Your instructions ->
Reproduce the material in full, unchanged.

⟨

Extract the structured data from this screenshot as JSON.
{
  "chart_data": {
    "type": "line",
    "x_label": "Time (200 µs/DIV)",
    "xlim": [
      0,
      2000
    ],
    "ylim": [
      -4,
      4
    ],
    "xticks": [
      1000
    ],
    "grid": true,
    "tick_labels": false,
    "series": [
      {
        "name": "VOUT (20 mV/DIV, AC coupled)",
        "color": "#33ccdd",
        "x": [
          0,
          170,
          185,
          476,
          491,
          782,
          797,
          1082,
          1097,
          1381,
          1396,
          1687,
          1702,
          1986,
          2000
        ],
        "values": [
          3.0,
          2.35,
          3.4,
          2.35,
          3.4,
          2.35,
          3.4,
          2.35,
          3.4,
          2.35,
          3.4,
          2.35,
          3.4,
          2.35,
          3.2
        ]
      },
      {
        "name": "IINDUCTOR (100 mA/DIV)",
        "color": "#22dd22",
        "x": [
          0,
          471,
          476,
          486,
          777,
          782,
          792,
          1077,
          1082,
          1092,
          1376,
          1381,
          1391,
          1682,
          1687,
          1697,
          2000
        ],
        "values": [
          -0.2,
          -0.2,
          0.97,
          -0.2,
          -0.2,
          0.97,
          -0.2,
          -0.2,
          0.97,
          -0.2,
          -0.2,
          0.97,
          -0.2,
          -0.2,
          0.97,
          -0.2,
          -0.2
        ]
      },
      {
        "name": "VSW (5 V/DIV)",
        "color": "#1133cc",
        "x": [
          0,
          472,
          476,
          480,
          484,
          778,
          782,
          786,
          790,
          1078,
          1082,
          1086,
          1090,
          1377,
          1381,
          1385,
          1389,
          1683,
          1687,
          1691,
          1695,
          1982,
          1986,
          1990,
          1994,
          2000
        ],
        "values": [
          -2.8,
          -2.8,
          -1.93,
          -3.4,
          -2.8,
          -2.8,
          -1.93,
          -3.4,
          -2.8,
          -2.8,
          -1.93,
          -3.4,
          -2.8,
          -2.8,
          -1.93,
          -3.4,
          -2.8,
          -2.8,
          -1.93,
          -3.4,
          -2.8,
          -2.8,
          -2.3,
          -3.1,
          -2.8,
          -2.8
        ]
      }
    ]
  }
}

⟩

Solution below ->
Extract the structured data from this screenshot as JSON.
{
  "chart_data": {
    "type": "line",
    "x_label": "Time (200 µs/DIV)",
    "xlim": [
      0,
      2000
    ],
    "ylim": [
      -4,
      4
    ],
    "xticks": [
      1000
    ],
    "grid": true,
    "tick_labels": false,
    "series": [
      {
        "name": "VOUT (20 mV/DIV, AC coupled)",
        "color": "#33ccdd",
        "x": [
          0,
          170,
          185,
          476,
          491,
          782,
          797,
          1082,
          1097,
          1381,
          1396,
          1687,
          1702,
          1986,
          2000
        ],
        "values": [
          3.0,
          2.35,
          3.4,
          2.35,
          3.4,
          2.35,
          3.4,
          2.35,
          3.4,
          2.35,
          3.4,
          2.35,
          3.4,
          2.35,
          3.2
        ]
      },
      {
        "name": "IINDUCTOR (100 mA/DIV)",
        "color": "#22dd22",
        "x": [
          0,
          471,
          476,
          486,
          777,
          782,
          792,
          1077,
          1082,
          1092,
          1376,
          1381,
          1391,
          1682,
          1687,
          1697,
          2000
        ],
        "values": [
          -0.2,
          -0.2,
          0.97,
          -0.2,
          -0.2,
          0.97,
          -0.2,
          -0.2,
          0.97,
          -0.2,
          -0.2,
          0.97,
          -0.2,
          -0.2,
          0.97,
          -0.2,
          -0.2
        ]
      },
      {
        "name": "VSW (5 V/DIV)",
        "color": "#1133cc",
        "x": [
          0,
          472,
          476,
          480,
          484,
          778,
          782,
          786,
          790,
          1078,
          1082,
          1086,
          1090,
          1377,
          1381,
          1385,
          1389,
          1683,
          1687,
          1691,
          1695,
          1982,
          1986,
          1990,
          1994,
          2000
        ],
        "values": [
          -2.8,
          -2.8,
          -1.93,
          -3.4,
          -2.8,
          -2.8,
          -1.93,
          -3.4,
          -2.8,
          -2.8,
          -1.93,
          -3.4,
          -2.8,
          -2.8,
          -1.93,
          -3.4,
          -2.8,
          -2.8,
          -1.93,
          -3.4,
          -2.8,
          -2.8,
          -2.3,
          -3.1,
          -2.8,
          -2.8
        ]
      }
    ]
  }
}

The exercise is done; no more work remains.